In [4]:
import pandas as pd
import numpy as np
import pickle, os, csv, math, time, joblib
from joblib import Parallel, delayed
import datetime as dt
from datetime import date, datetime, timedelta
from collections import Counter
import copy as cp
import tqdm
from sklearn.ensemble import ExtraTreesRegressor, ExtraTreesClassifier
from lightgbm import LGBMRegressor, LGBMClassifier
from sklearn.metrics import mean_absolute_error, mean_squared_error
from sklearn.metrics import log_loss, f1_score, precision_score, recall_score, accuracy_score
import matplotlib.pyplot as plt
import matplotlib.ticker as ticker
import collections 
#import shap
import seaborn as sns
import random

# Simulation
* Simulate RL data from two different distributions, generate transition tuples

In [5]:
# Generate transition matrices, separate distributions for each one
shape, scale = 2., 1. 
transition_foreground = np.random.gamma(shape, scale, (12, 10))

mu, sigma = 0, 0.1 # mean and standard deviation
transition_background = np.random.normal(mu, sigma, (12, 10))

In [6]:
# Generate reward function
mu, sigma = 0, 2
reward_function = np.random.normal(mu, sigma, (12, 1))

In [7]:
# Params
exploit = 0.8
explore = 1-exploit
num_samples = 10000
actions = [[0, 0], [0, 1], [1, 0], [1, 1]]
mu, sigma = 0, 1

In [8]:
transition_tuples = []
for i in range(num_samples):
    # All initial states are generated from random normal
    s = np.random.normal(mu, sigma, (10, 1))
    
    flip = random.uniform(0, 1)
    # Exploit
    if flip < exploit:
        # Decide which transition matrix
        flip = np.random.choice(1)
        
        all_rewards = []
        for j, a in enumerate(actions):
            a = np.asarray(a)
            a = np.reshape(a, (2, 1))
            s_a = np.concatenate((s, a))
            reward = np.dot(reward_function.T, s_a)
            all_rewards.append(reward)
        
        noise = np.random.normal(0, 0.01, 1)
        all_rewards = np.asarray(all_rewards)
        a = actions[np.argmax(all_rewards)]
        reward = np.max(all_rewards) + noise
        
        if flip == 0:
            ns = np.dot(s_a.T, transition_foreground) 
        else:
            ns = np.dot(s_a.T, transition_background) 
        ns = np.add(ns , np.random.normal(0, 0.01, (1, 10))) # Add noise
    # Explore
    else:
        a = np.asarray(actions[np.random.choice(3)])
        a = np.reshape(a, (2, 1))
        s_a = np.concatenate((s, a)) # concatenate the state and action
        
        # Decide which transition matrix
        flip = np.random.choice(1)
        if flip == 0:
            ns = np.dot(s_a.T, transition_foreground)
        else:
            ns = np.dot(s_a.T, transition_background)
        reward = np.dot(reward_function.T, s_a) + np.random.normal(0, 0.01, 1)
        ns = np.add(ns , np.random.normal(0, 0.01, (1, 10))) # Add noise
    
    # Transition tuple includes state, action, next state, reward, indication of foreground/background
    # 1 if foreground 0 if background
    transition_tuples.append((s, list(a), ns, reward, 1 - flip))

**INFORMATION SUPPLIED:**
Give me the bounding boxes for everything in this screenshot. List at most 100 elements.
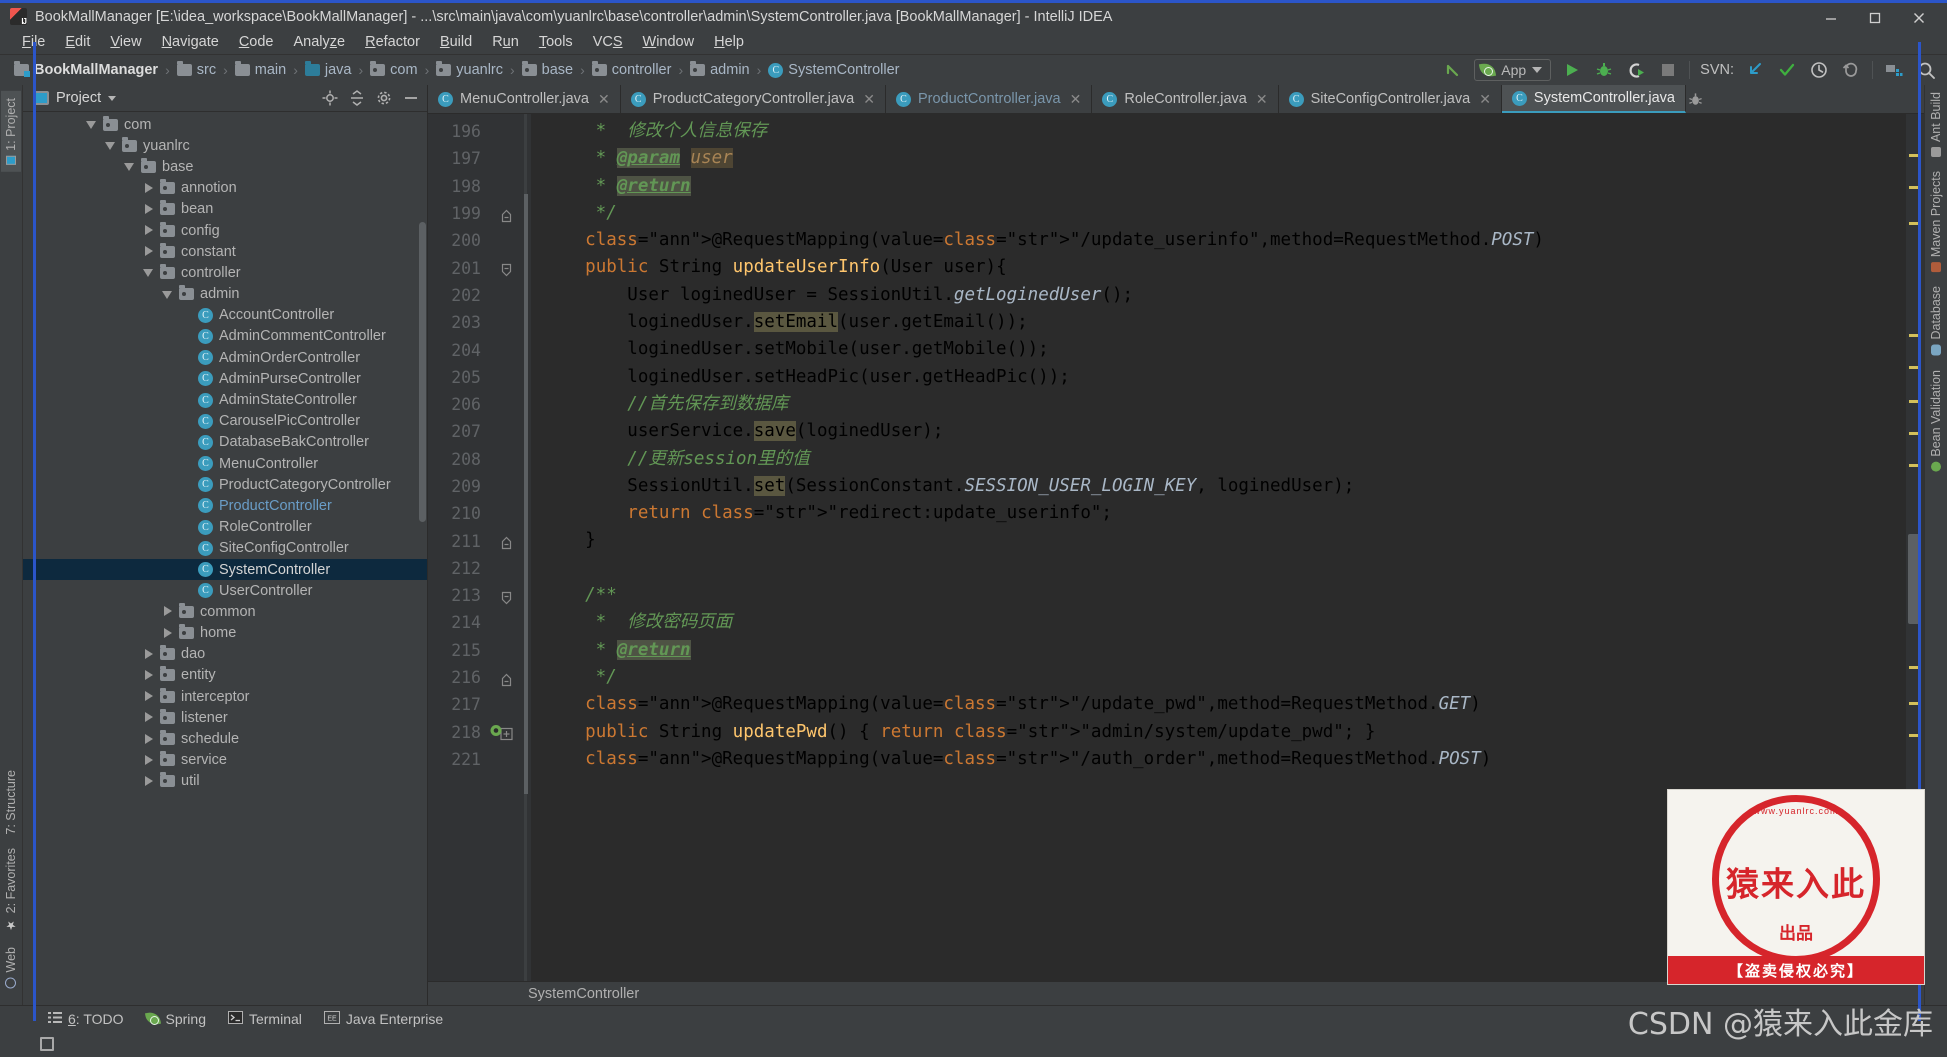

**DIRECTIONS:**
(a) Copy the RL simulation notebook word for word, from "# Simulation" up to and including "scale, (12, 10))".
(b) Pick up the RL simulation notebook after its final line and keep writing it.

**PER-TASK ANSWERS:**
(a)
# Simulation
* Simulate RL data from two different distributions, generate transition tuples

In [5]:
# Generate transition matrices, separate distributions for each one
shape, scale = 2., 1. 
transition_foreground = np.random.gamma(shape, scale, (12, 10))

(b)
In [15]:
split = int(0.8*len(transition_tuples))
train_tuples = transition_tuples[:split]
test_tuples = transition_tuples[split:]

In [16]:
train = {}
test = {}
elts = ['s', 'a', 'ns', 'r', 'ds']
for elt in elts:
    train[elt] = []
    test[elt] = []

for tup in train_tuples:
    train['s'].append(tup[0])
    train['a'].append(tup[1])
    train['ns'].append(tup[2])
    train['r'].append(tup[3])
    train['ds'].append(tup[4])

for tup in test_tuples:
    test['s'].append(tup[0])
    test['a'].append(tup[1])
    test['ns'].append(tup[2])
    test['r'].append(tup[3])
    test['ds'].append(tup[4])

# FQI

* Fit vanilla FQI algorithm, with linear regression on both data
* Do mixed model linear contrastive case
* What do we expect when we validate it?

In [45]:
# Define action space, the potential classes of action items. 
def a2c(a):
    actions = [[0, 0], [0, 1], [1, 0], [1, 1]]
    classes = []
    for action in a:
        c = np.where(actions==action)
        classes.append(c)
    
    return classes
        
# Mapping states to actions?        
def c2a(c):
    d = {0: [0, 0], 1: [0, 1], 2: [1, 0], 3: [1, 1]}
    return np.array([d[k] for k in c])

def random_weights(size=5):
    
    #w = 2*np.random.uniform(size=size) - 1
    w = norm(np.random.uniform(size=size))
    #w / np.sum(np.abs(w))
    
    return w

def norm(vec):
    return vec/np.sum(np.abs(vec))

def learnBehaviour(training_set, test_set):  
    floc = "simulated_fqi/behavior.pkl"
    behaviour_pi = LGBMClassifier(n_estimators=2000, class_weight='balanced', num_leaves=100)
    behaviour_pi.fit(np.vstack((training_set['s'], test_set['s'])),
                         a2c(np.vstack((training_set['a'], test_set['a']))))
    pickle.dump(behaviour_pi, open(floc, 'wb'))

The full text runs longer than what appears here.